Extracted data entries:
[Start]

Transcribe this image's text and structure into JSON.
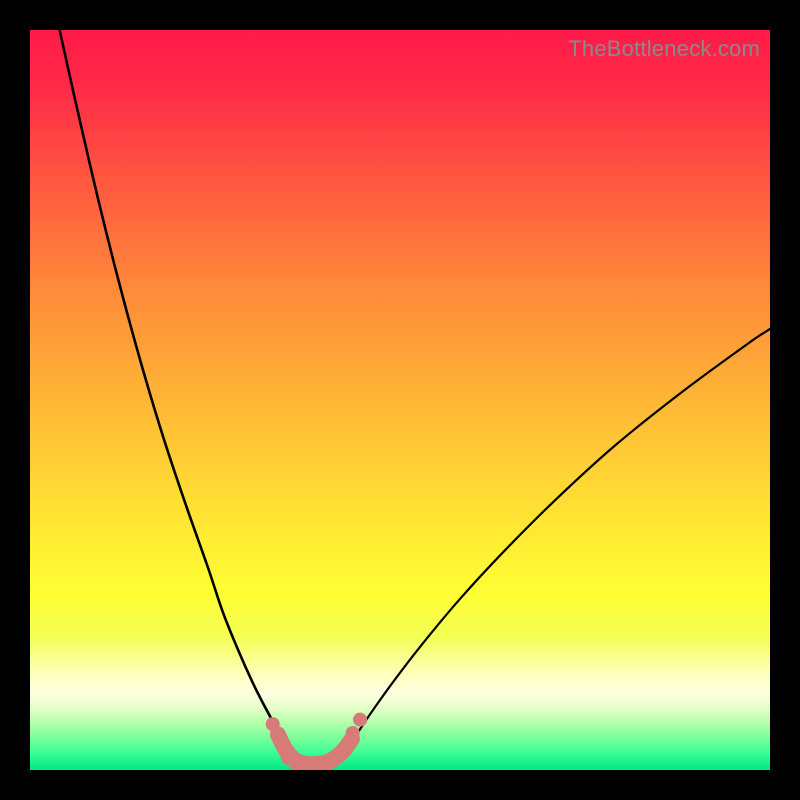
{
  "watermark": "TheBottleneck.com",
  "colors": {
    "frame": "#000000",
    "curve": "#000000",
    "marker_fill": "#d67b78",
    "gradient_stops": [
      {
        "offset": 0.0,
        "color": "#ff1a49"
      },
      {
        "offset": 0.08,
        "color": "#ff2b47"
      },
      {
        "offset": 0.2,
        "color": "#ff5640"
      },
      {
        "offset": 0.35,
        "color": "#ff8a3a"
      },
      {
        "offset": 0.5,
        "color": "#ffb636"
      },
      {
        "offset": 0.65,
        "color": "#ffe233"
      },
      {
        "offset": 0.76,
        "color": "#ffff33"
      },
      {
        "offset": 0.82,
        "color": "#f4ff55"
      },
      {
        "offset": 0.865,
        "color": "#fdffb0"
      },
      {
        "offset": 0.895,
        "color": "#ffffe0"
      },
      {
        "offset": 0.915,
        "color": "#e7ffca"
      },
      {
        "offset": 0.935,
        "color": "#b6ffad"
      },
      {
        "offset": 0.955,
        "color": "#7fff9a"
      },
      {
        "offset": 0.975,
        "color": "#40ff95"
      },
      {
        "offset": 1.0,
        "color": "#00e886"
      }
    ]
  },
  "chart_data": {
    "type": "line",
    "title": "",
    "xlabel": "",
    "ylabel": "",
    "xlim": [
      0,
      100
    ],
    "ylim": [
      0,
      100
    ],
    "grid": false,
    "series": [
      {
        "name": "bottleneck-curve-left",
        "x": [
          4,
          6,
          9,
          12,
          15,
          18,
          21,
          24,
          26,
          28,
          30,
          31.5,
          33,
          34.2,
          35,
          35.6
        ],
        "y": [
          100,
          91,
          78,
          66,
          55,
          45,
          36,
          27.5,
          21.5,
          16.5,
          12,
          9,
          6.2,
          3.8,
          2,
          0.8
        ]
      },
      {
        "name": "bottleneck-curve-right",
        "x": [
          41.5,
          42.5,
          44,
          46,
          49,
          53,
          58,
          64,
          71,
          79,
          88,
          97,
          100
        ],
        "y": [
          1.0,
          2.4,
          4.6,
          7.6,
          11.8,
          17.0,
          23.0,
          29.5,
          36.5,
          43.8,
          51.0,
          57.6,
          59.6
        ]
      },
      {
        "name": "trough-midline",
        "x": [
          33.5,
          34.5,
          35.5,
          36.5,
          37.5,
          38.5,
          39.5,
          40.5,
          41.5,
          42.5,
          43.5
        ],
        "y": [
          4.8,
          2.8,
          1.6,
          1.0,
          0.8,
          0.8,
          0.9,
          1.2,
          1.8,
          2.8,
          4.2
        ]
      }
    ],
    "markers": [
      {
        "x": 32.8,
        "y": 6.2,
        "r": 0.95
      },
      {
        "x": 34.0,
        "y": 3.6,
        "r": 0.95
      },
      {
        "x": 35.0,
        "y": 1.8,
        "r": 1.15
      },
      {
        "x": 36.2,
        "y": 0.9,
        "r": 1.15
      },
      {
        "x": 37.5,
        "y": 0.6,
        "r": 1.15
      },
      {
        "x": 38.8,
        "y": 0.6,
        "r": 1.15
      },
      {
        "x": 40.0,
        "y": 0.9,
        "r": 1.15
      },
      {
        "x": 41.2,
        "y": 1.6,
        "r": 1.1
      },
      {
        "x": 42.8,
        "y": 3.4,
        "r": 0.95
      },
      {
        "x": 43.6,
        "y": 5.0,
        "r": 0.95
      },
      {
        "x": 44.6,
        "y": 6.8,
        "r": 0.95
      }
    ]
  }
}
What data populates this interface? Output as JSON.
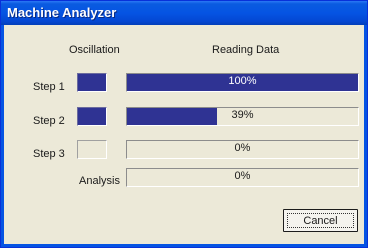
{
  "window": {
    "title": "Machine Analyzer"
  },
  "headers": {
    "oscillation": "Oscillation",
    "reading_data": "Reading Data"
  },
  "steps": [
    {
      "label": "Step 1",
      "oscillation_active": true,
      "progress": 100,
      "progress_text": "100%"
    },
    {
      "label": "Step 2",
      "oscillation_active": true,
      "progress": 39,
      "progress_text": "39%"
    },
    {
      "label": "Step 3",
      "oscillation_active": false,
      "progress": 0,
      "progress_text": "0%"
    }
  ],
  "analysis": {
    "label": "Analysis",
    "progress": 0,
    "progress_text": "0%"
  },
  "buttons": {
    "cancel_label": "Cancel"
  },
  "colors": {
    "progress_fill": "#2f3393",
    "title_bar": "#0554e3",
    "dialog_bg": "#ece9d8"
  }
}
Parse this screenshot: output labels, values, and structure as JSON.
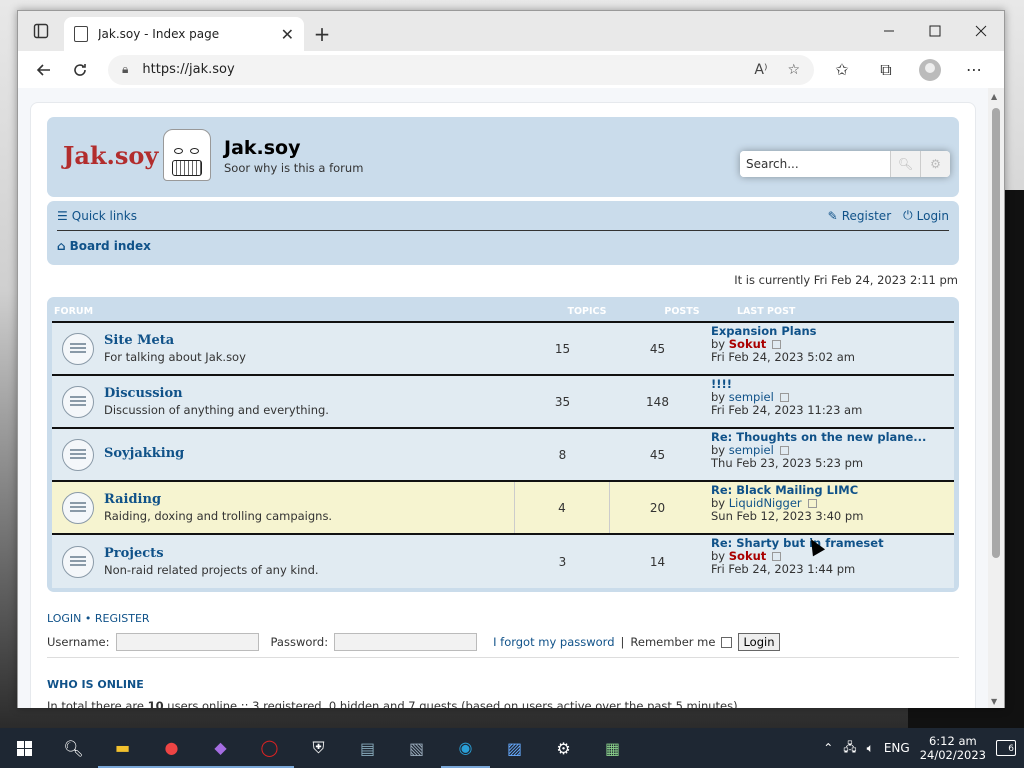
{
  "browser": {
    "tab_title": "Jak.soy - Index page",
    "url": "https://jak.soy",
    "new_tab": "+",
    "tab_close": "✕"
  },
  "header": {
    "logo_text": "Jak.soy",
    "site_title": "Jak.soy",
    "site_desc": "Soor why is this a forum",
    "search_placeholder": "Search..."
  },
  "nav": {
    "quick_links": "Quick links",
    "register": "Register",
    "login": "Login",
    "board_index": "Board index"
  },
  "current_time": "It is currently Fri Feb 24, 2023 2:11 pm",
  "forum_table": {
    "headers": [
      "FORUM",
      "TOPICS",
      "POSTS",
      "LAST POST"
    ],
    "rows": [
      {
        "name": "Site Meta",
        "desc": "For talking about Jak.soy",
        "topics": "15",
        "posts": "45",
        "last_title": "Expansion Plans",
        "by": "by",
        "last_user": "Sokut",
        "user_red": true,
        "last_time": "Fri Feb 24, 2023 5:02 am"
      },
      {
        "name": "Discussion",
        "desc": "Discussion of anything and everything.",
        "topics": "35",
        "posts": "148",
        "last_title": "!!!!",
        "by": "by",
        "last_user": "sempiel",
        "user_red": false,
        "last_time": "Fri Feb 24, 2023 11:23 am"
      },
      {
        "name": "Soyjakking",
        "desc": "",
        "topics": "8",
        "posts": "45",
        "last_title": "Re: Thoughts on the new plane...",
        "by": "by",
        "last_user": "sempiel",
        "user_red": false,
        "last_time": "Thu Feb 23, 2023 5:23 pm"
      },
      {
        "name": "Raiding",
        "desc": "Raiding, doxing and trolling campaigns.",
        "topics": "4",
        "posts": "20",
        "last_title": "Re: Black Mailing LIMC",
        "by": "by",
        "last_user": "LiquidNigger",
        "user_red": false,
        "last_time": "Sun Feb 12, 2023 3:40 pm"
      },
      {
        "name": "Projects",
        "desc": "Non-raid related projects of any kind.",
        "topics": "3",
        "posts": "14",
        "last_title": "Re: Sharty but in frameset",
        "by": "by",
        "last_user": "Sokut",
        "user_red": true,
        "last_time": "Fri Feb 24, 2023 1:44 pm"
      }
    ]
  },
  "login": {
    "header_login": "LOGIN",
    "header_sep": "•",
    "header_register": "REGISTER",
    "username_label": "Username:",
    "password_label": "Password:",
    "forgot": "I forgot my password",
    "sep": "|",
    "remember": "Remember me",
    "button": "Login"
  },
  "who_online": {
    "header": "WHO IS ONLINE",
    "text_pre": "In total there are ",
    "count": "10",
    "text_post": " users online :: 3 registered, 0 hidden and 7 guests (based on users active over the past 5 minutes)"
  },
  "taskbar": {
    "language": "ENG",
    "time": "6:12 am",
    "date": "24/02/2023",
    "notifications": "6"
  }
}
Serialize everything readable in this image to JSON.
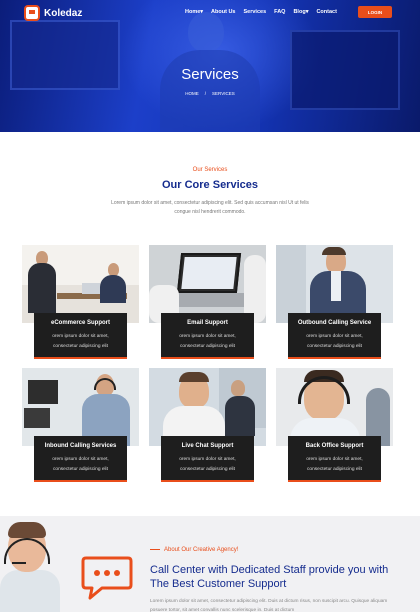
{
  "brand": {
    "name": "Koledaz"
  },
  "nav": {
    "items": [
      "Home",
      "About Us",
      "Services",
      "FAQ",
      "Blog",
      "Contact"
    ],
    "dropdown_marks": [
      "▾",
      "",
      "",
      "",
      "▾",
      ""
    ],
    "login_label": "LOGIN"
  },
  "hero": {
    "title": "Services",
    "breadcrumb": [
      "HOME",
      "/",
      "SERVICES"
    ]
  },
  "services": {
    "tag": "Our Services",
    "title": "Our Core Services",
    "description": "Lorem ipsum dolor sit amet, consectetur adipiscing elit. Sed quis accumsan nisl Ut ut felis congue nisl hendrerit commodo.",
    "cards": [
      {
        "title": "eCommerce Support",
        "line1": "orem ipsum dolor sit amet,",
        "line2": "consectetur adipiscing elit"
      },
      {
        "title": "Email Support",
        "line1": "orem ipsum dolor sit amet,",
        "line2": "consectetur adipiscing elit"
      },
      {
        "title": "Outbound Calling Service",
        "line1": "orem ipsum dolor sit amet,",
        "line2": "consectetur adipiscing elit"
      },
      {
        "title": "Inbound Calling Services",
        "line1": "orem ipsum dolor sit amet,",
        "line2": "consectetur adipiscing elit"
      },
      {
        "title": "Live Chat Support",
        "line1": "orem ipsum dolor sit amet,",
        "line2": "consectetur adipiscing elit"
      },
      {
        "title": "Back Office Support",
        "line1": "orem ipsum dolor sit amet,",
        "line2": "consectetur adipiscing elit"
      }
    ]
  },
  "about": {
    "tag": "About Our Creative Agency!",
    "title": "Call Center with Dedicated Staff provide you with The Best Customer Support",
    "text": "Lorem ipsum dolor sit amet, consectetur adipiscing elit. Duis at dictum risus, non suscipit arcu. Quisque aliquam posuere tortor, sit amet convallis nunc scelerisque in. Duis at dictum"
  },
  "colors": {
    "accent": "#e94e1b",
    "navy": "#152c8e",
    "card_bg": "#1e1e1e"
  },
  "icons": [
    "logo-chat-icon",
    "chat-bubble-icon",
    "chevron-down-icon"
  ]
}
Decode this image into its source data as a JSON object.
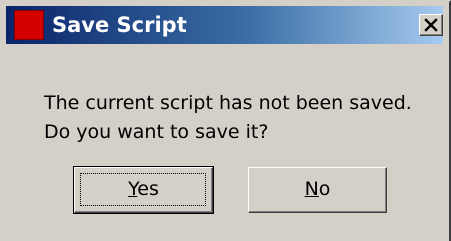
{
  "window": {
    "title": "Save Script",
    "app_icon": "red-crescent-moon-icon",
    "close_icon": "close-icon",
    "titlebar_colors": [
      "#0a246a",
      "#a6caf0"
    ]
  },
  "message": {
    "line1": "The current script has not been saved.",
    "line2": "Do you want to save it?"
  },
  "buttons": {
    "yes": {
      "mnemonic": "Y",
      "rest": "es"
    },
    "no": {
      "mnemonic": "N",
      "rest": "o"
    }
  }
}
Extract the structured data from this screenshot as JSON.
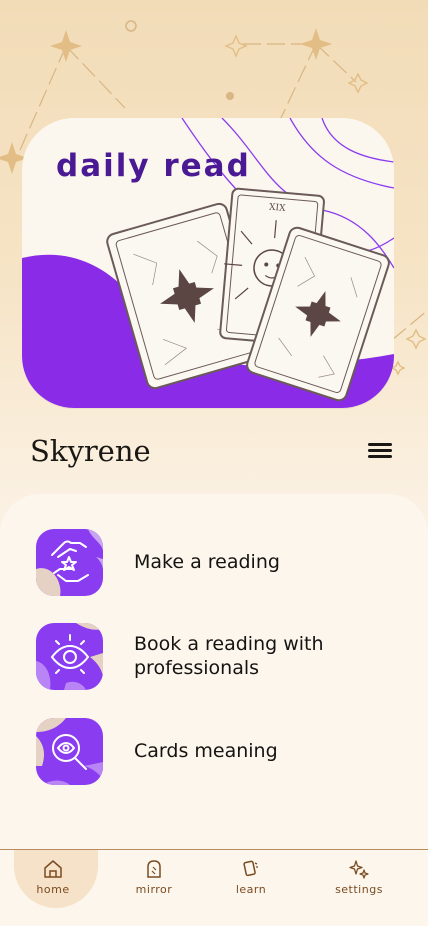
{
  "hero": {
    "title": "daily read"
  },
  "header": {
    "brand": "Skyrene"
  },
  "actions": [
    {
      "label": "Make a reading"
    },
    {
      "label": "Book a reading with professionals"
    },
    {
      "label": "Cards meaning"
    }
  ],
  "tabbar": {
    "active": "home",
    "items": [
      {
        "label": "home",
        "icon": "home-icon"
      },
      {
        "label": "mirror",
        "icon": "mirror-icon"
      },
      {
        "label": "learn",
        "icon": "cards-icon"
      },
      {
        "label": "settings",
        "icon": "sparkle-icon"
      }
    ]
  },
  "card_label": "XIX",
  "colors": {
    "accent": "#8a3cf0",
    "brand_text": "#4a1a94",
    "gold": "#c89b5a",
    "tab_text": "#7a4b21"
  }
}
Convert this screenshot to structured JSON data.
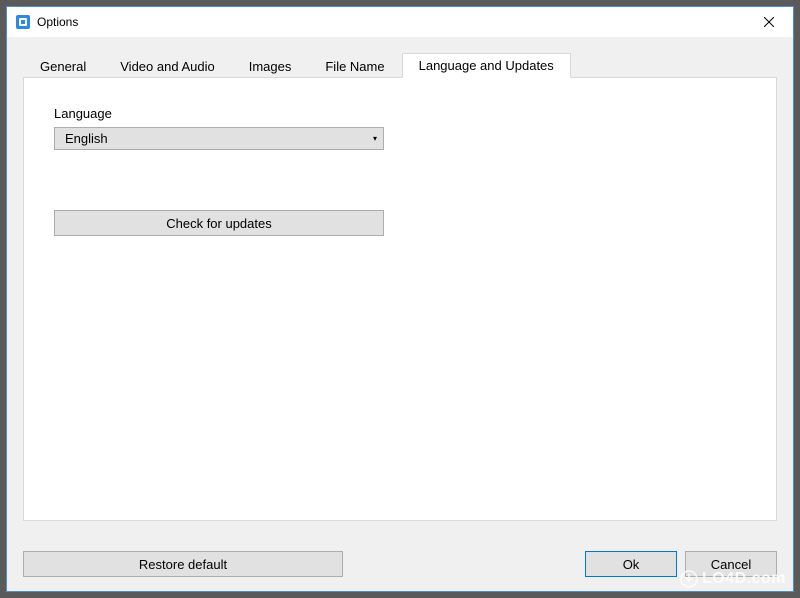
{
  "window": {
    "title": "Options"
  },
  "tabs": [
    {
      "label": "General"
    },
    {
      "label": "Video and Audio"
    },
    {
      "label": "Images"
    },
    {
      "label": "File Name"
    },
    {
      "label": "Language and Updates"
    }
  ],
  "panel": {
    "language_label": "Language",
    "language_value": "English",
    "check_updates_label": "Check for updates"
  },
  "footer": {
    "restore_label": "Restore default",
    "ok_label": "Ok",
    "cancel_label": "Cancel"
  },
  "watermark": {
    "text": "LO4D.com"
  }
}
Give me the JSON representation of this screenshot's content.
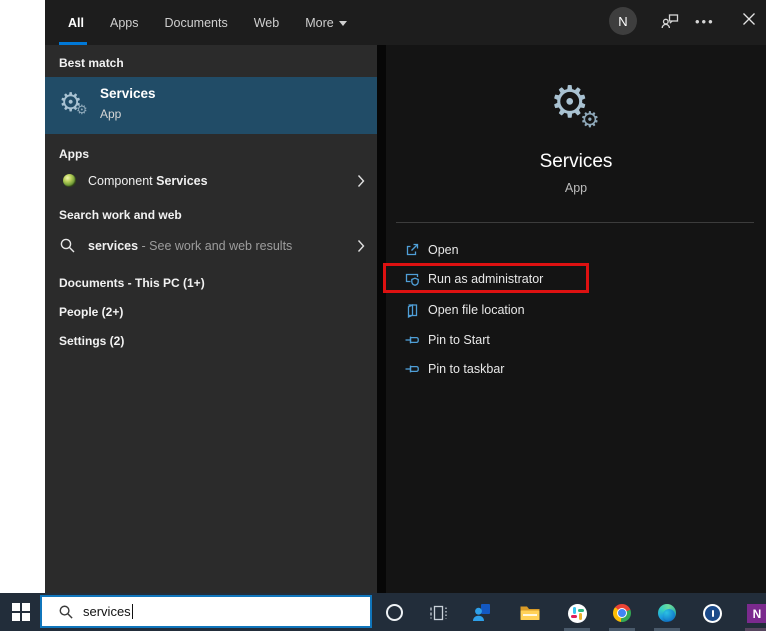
{
  "colors": {
    "accent_blue": "#0078d7",
    "selection_background": "#214c67",
    "action_icon_blue": "#4f9fd8",
    "highlight_red": "#dd1111",
    "taskbar_background": "#222d3a"
  },
  "topbar": {
    "tabs": [
      {
        "label": "All",
        "selected": true
      },
      {
        "label": "Apps",
        "selected": false
      },
      {
        "label": "Documents",
        "selected": false
      },
      {
        "label": "Web",
        "selected": false
      },
      {
        "label": "More",
        "selected": false,
        "has_dropdown": true
      }
    ],
    "avatar_letter": "N",
    "icons": [
      "feedback-icon",
      "ellipsis-icon",
      "close-icon"
    ]
  },
  "left_panel": {
    "best_match_header": "Best match",
    "best_match": {
      "title": "Services",
      "subtitle": "App"
    },
    "apps_header": "Apps",
    "apps": [
      {
        "prefix": "Component ",
        "match": "Services"
      }
    ],
    "search_header": "Search work and web",
    "search_suggestion": {
      "term": "services",
      "suffix": " - See work and web results"
    },
    "groups": [
      "Documents - This PC (1+)",
      "People (2+)",
      "Settings (2)"
    ]
  },
  "right_panel": {
    "app_title": "Services",
    "app_subtitle": "App",
    "actions": [
      {
        "label": "Open",
        "icon": "open-icon",
        "highlighted": false
      },
      {
        "label": "Run as administrator",
        "icon": "admin-shield-icon",
        "highlighted": true
      },
      {
        "label": "Open file location",
        "icon": "file-location-icon",
        "highlighted": false
      },
      {
        "label": "Pin to Start",
        "icon": "pin-icon",
        "highlighted": false
      },
      {
        "label": "Pin to taskbar",
        "icon": "pin-icon",
        "highlighted": false
      }
    ]
  },
  "taskbar": {
    "search_value": "services",
    "icons": [
      "cortana",
      "task-view",
      "people",
      "file-explorer",
      "slack",
      "chrome",
      "edge",
      "1password",
      "onenote"
    ],
    "running_apps": [
      "slack",
      "chrome",
      "edge",
      "onenote"
    ],
    "onenote_letter": "N"
  }
}
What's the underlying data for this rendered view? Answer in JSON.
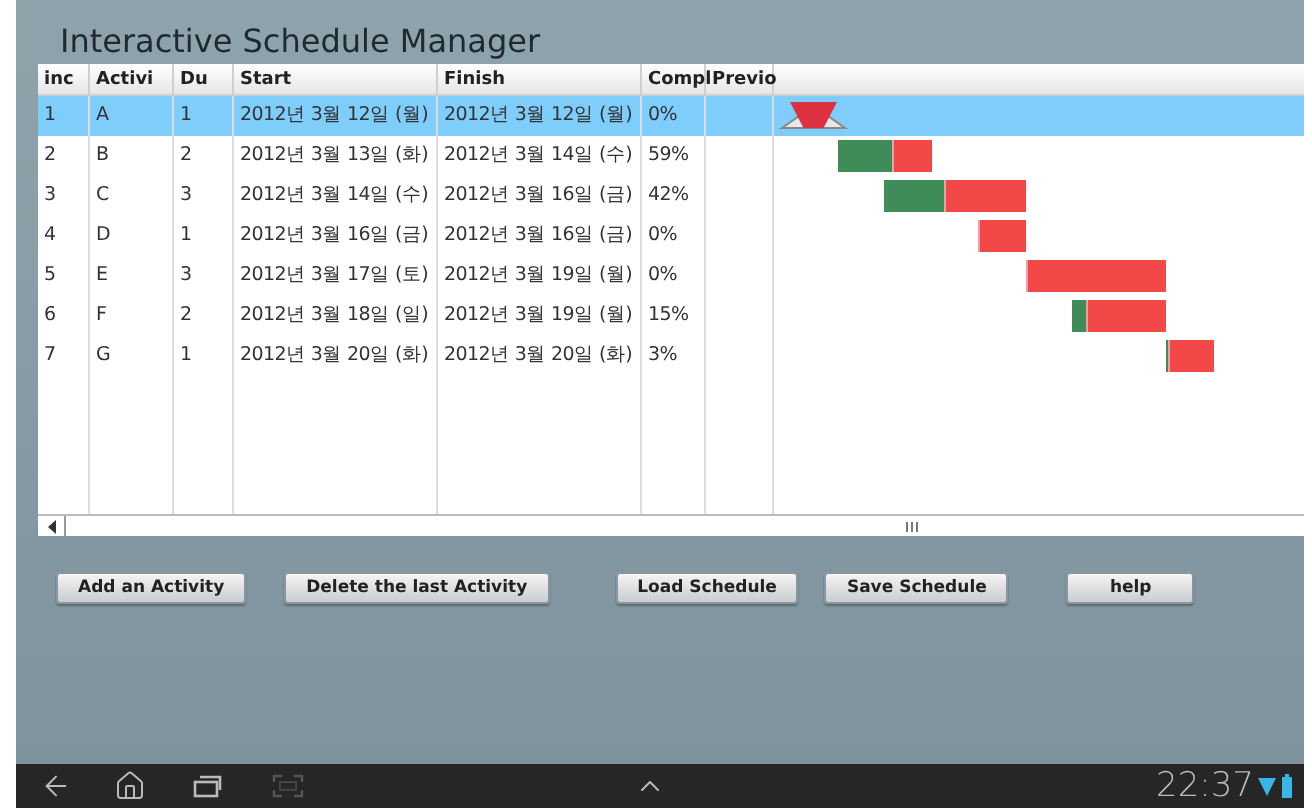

[End]

* PROBLEM TO SOLVE *
Which lines include the word "JSON"? Copy every one of them.

* OUTPUT FOR THIS TASK *
Transcribe this image's text and structure into JSON.
What data populates this interface? Output as JSON.
Parse this screenshot: output labels, values, and structure as JSON.
Serialize everything readable in this image to JSON.
Decode this image into its source data as a JSON object.
Extract the structured data from this screenshot as JSON.
Convert this screenshot to structured JSON data.
Give me the JSON representation of this screenshot's content.
What's the underlying data for this rendered view? Answer in JSON.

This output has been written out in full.